**WHAT THIS TASK INVOLVES**:
Transcribe the listing that follows in full, omitting pictures.

**STORED ROWS**:
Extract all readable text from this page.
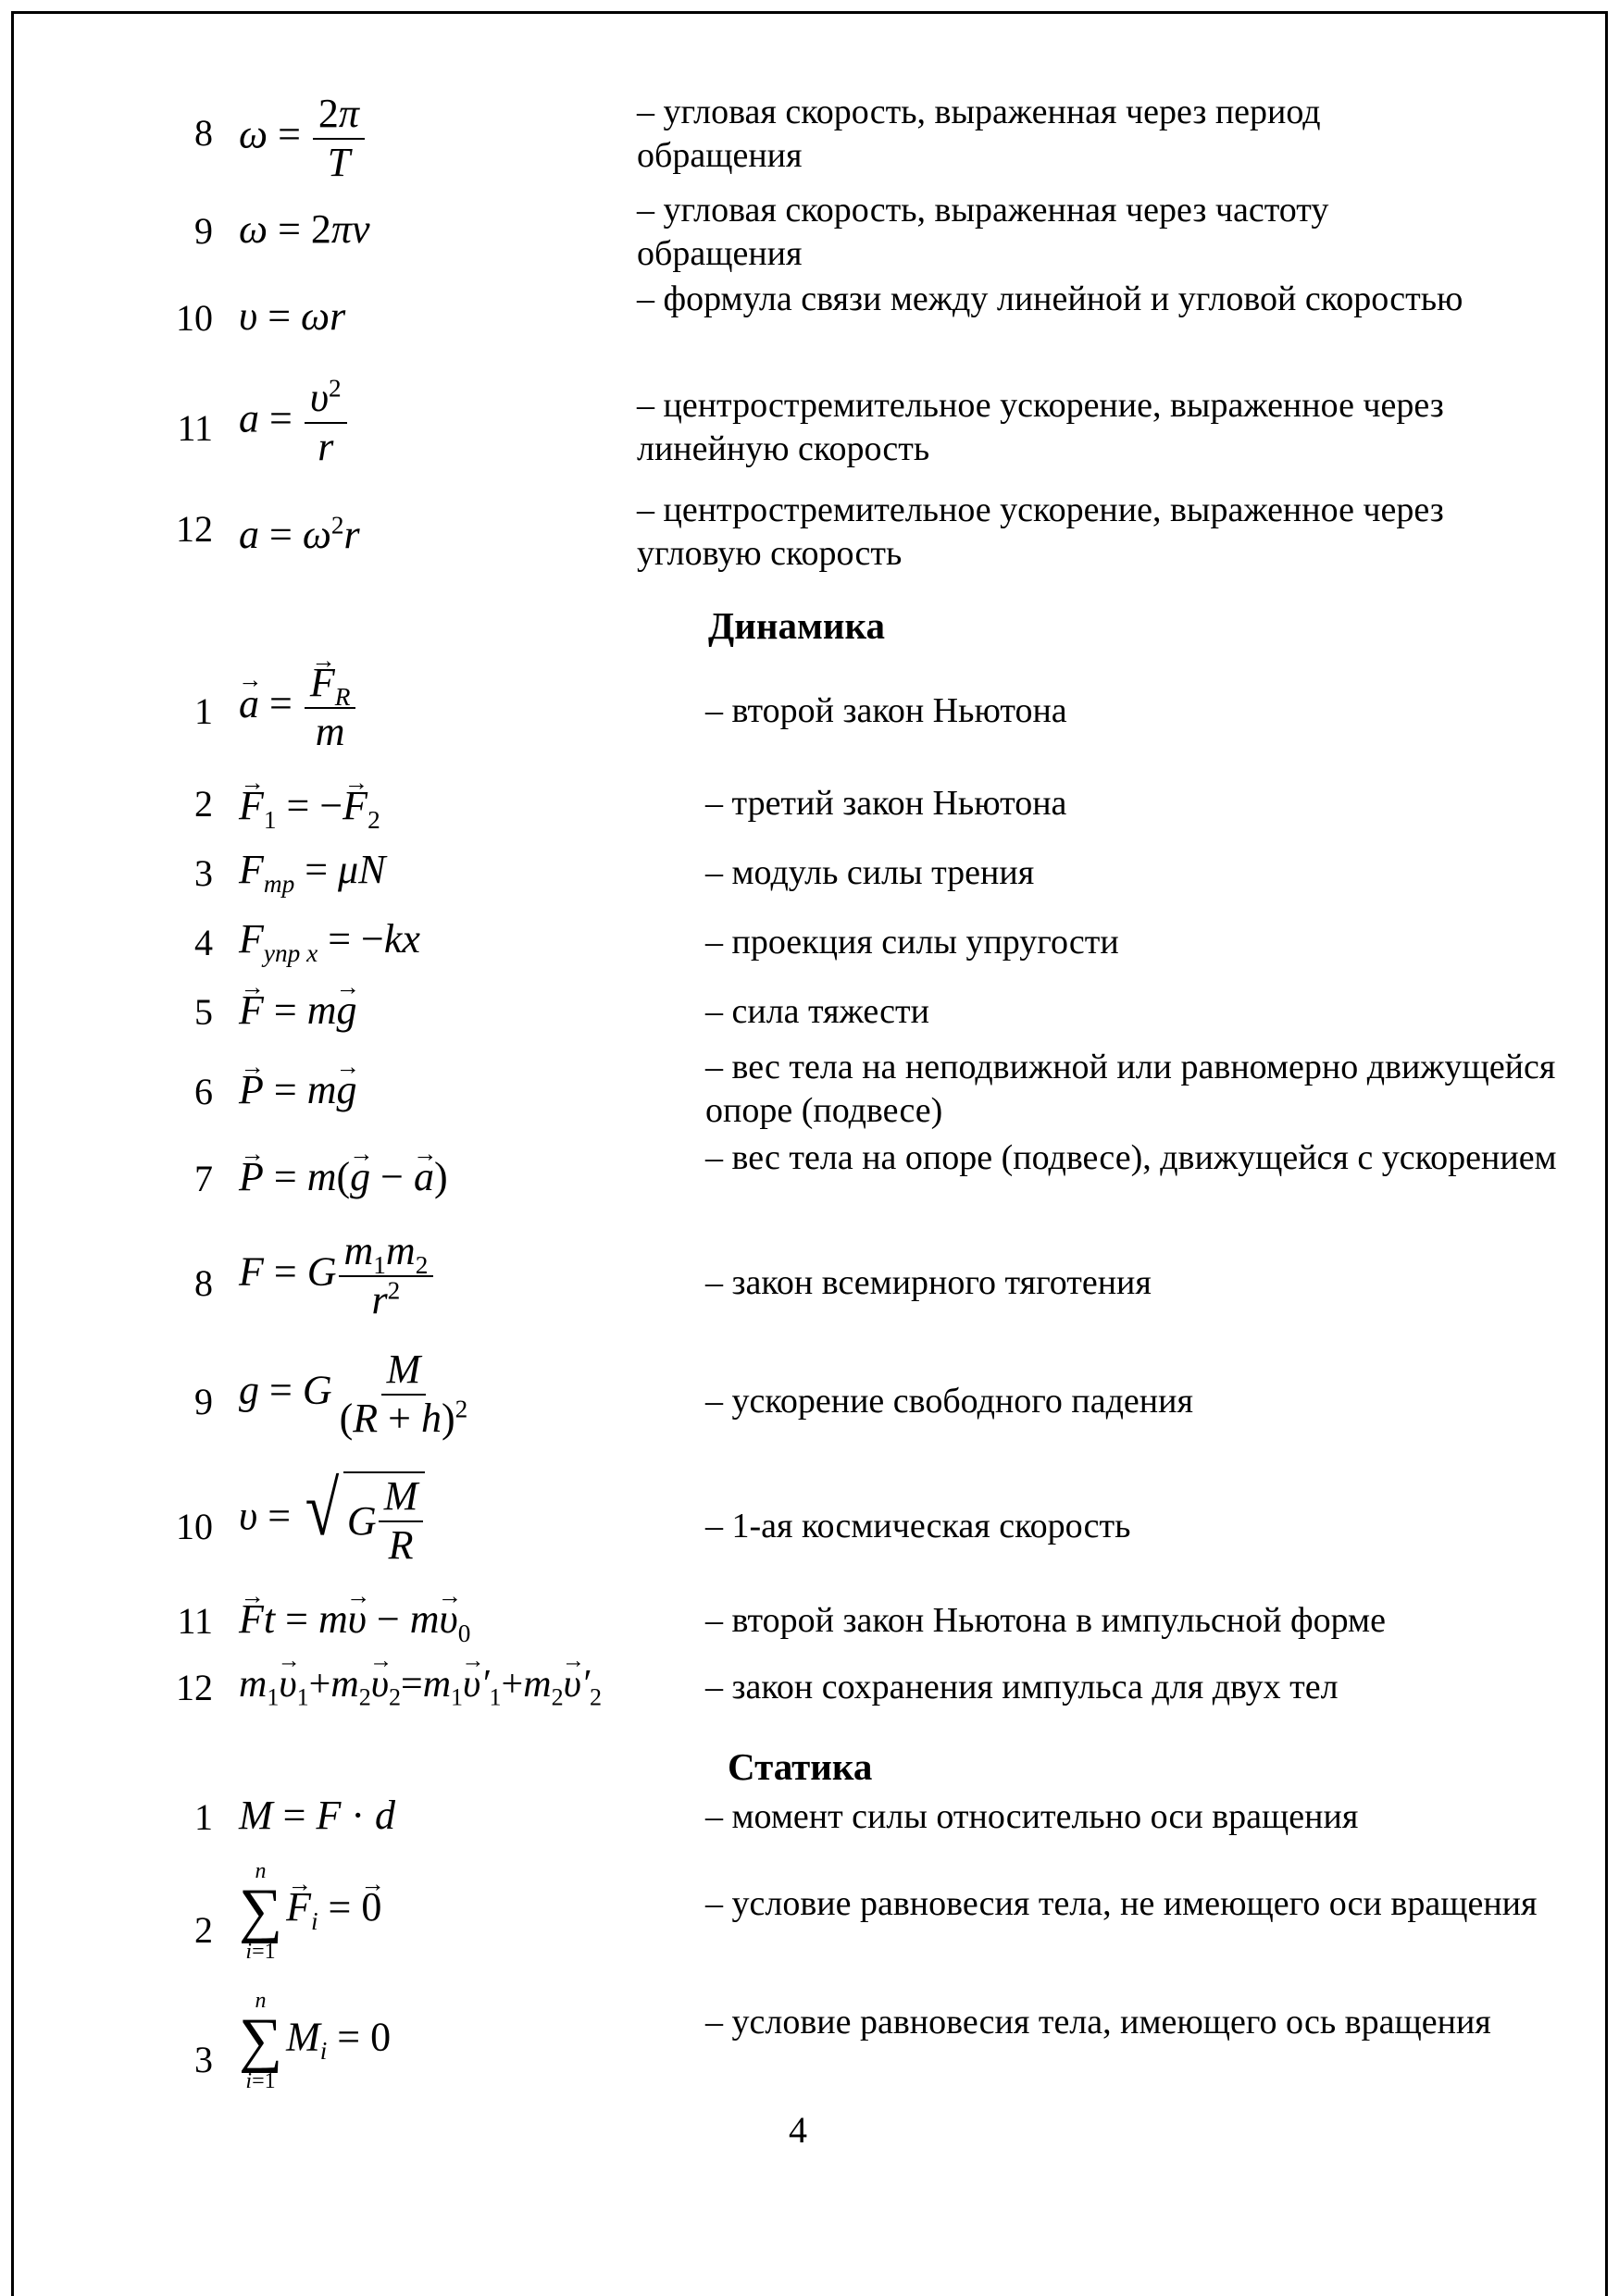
8 $\omega = \frac{2\pi}{T}$	– угловая скорость, выраженная через период обращения
9 ω = 2πν	– угловая скорость, выраженная через частоту обращения
10 υ = ωr	– формула связи между линейной и угловой скоростью
11 $a = \frac{\upsilon^2}{r}$	– центростремительное ускорение, выраженное через линейную скорость
12 $a = \omega^2r$
– центростремительное ускорение, выраженное через угловую скорость
Динамика
1
→ a =
→ $\frac{F_R}{m}$	– второй закон Ньютона
2
→ $F_1$ = −→ $F_2$	– третий закон Ньютона
3 $F_{тр} = \mu N$	– модуль силы трения
4 $F_{упр x} = -kx$	– проекция силы упругости
5
→ F = m→ g	– сила тяжести
6
→ P = m→ g	– вес тела на неподвижной или равномерно движущейся опоре (подвесе)
7
→ P = m(→ g − → a)	– вес тела на опоре (подвесе), движущейся с ускорением
8 F = G $\frac{m_1m_2}{r^2}$	– закон всемирного тяготения
9 g = G $\frac{M}{(R + h)^2}$	– ускорение свободного падения
10 υ = √ G $\frac{M}{R}$	– 1-ая космическая скорость
11
→ $Ft = m\to \upsilon - m\to \upsilon_0$	– второй закон Ньютона в импульсной форме
12 $m_1\to \upsilon_1+m_2\to \upsilon_2=m_1\to \upsilon'_1+m_2\to \upsilon'_2$	– закон сохранения импульса для двух тел
Статика
1 M = F · d	– момент силы относительно оси вращения
2
n
∑
i=1
→ $F_i$ = → 0	– условие равновесия тела, не имеющего оси вращения
3
n
∑
i=1
$M_i = 0$	– условие равновесия тела, имеющего ось вращения
4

**CORRECT ANSWER**:
Extract all readable text from this page.
8 $\omega = \frac{2\pi}{T}$	– угловая скорость, выраженная через период обращения
9 ω = 2πν	– угловая скорость, выраженная через частоту обращения
10 υ = ωr	– формула связи между линейной и угловой скоростью
11 $a = \frac{\upsilon^2}{r}$	– центростремительное ускорение, выраженное через линейную скорость
12 $a = \omega^2r$
– центростремительное ускорение, выраженное через угловую скорость
Динамика
1
→ a =
→ $\frac{F_R}{m}$	– второй закон Ньютона
2
→ $F_1$ = −→ $F_2$	– третий закон Ньютона
3 $F_{тр} = \mu N$	– модуль силы трения
4 $F_{упр x} = -kx$	– проекция силы упругости
5
→ F = m→ g	– сила тяжести
6
→ P = m→ g	– вес тела на неподвижной или равномерно движущейся опоре (подвесе)
7
→ P = m(→ g − → a)	– вес тела на опоре (подвесе), движущейся с ускорением
8 F = G $\frac{m_1m_2}{r^2}$	– закон всемирного тяготения
9 g = G $\frac{M}{(R + h)^2}$	– ускорение свободного падения
10 υ = √ G $\frac{M}{R}$	– 1-ая космическая скорость
11
→ $Ft = m\to \upsilon - m\to \upsilon_0$	– второй закон Ньютона в импульсной форме
12 $m_1\to \upsilon_1+m_2\to \upsilon_2=m_1\to \upsilon'_1+m_2\to \upsilon'_2$	– закон сохранения импульса для двух тел
Статика
1 M = F · d	– момент силы относительно оси вращения
2
n
∑
i=1
→ $F_i$ = → 0	– условие равновесия тела, не имеющего оси вращения
3
n
∑
i=1
$M_i = 0$	– условие равновесия тела, имеющего ось вращения
4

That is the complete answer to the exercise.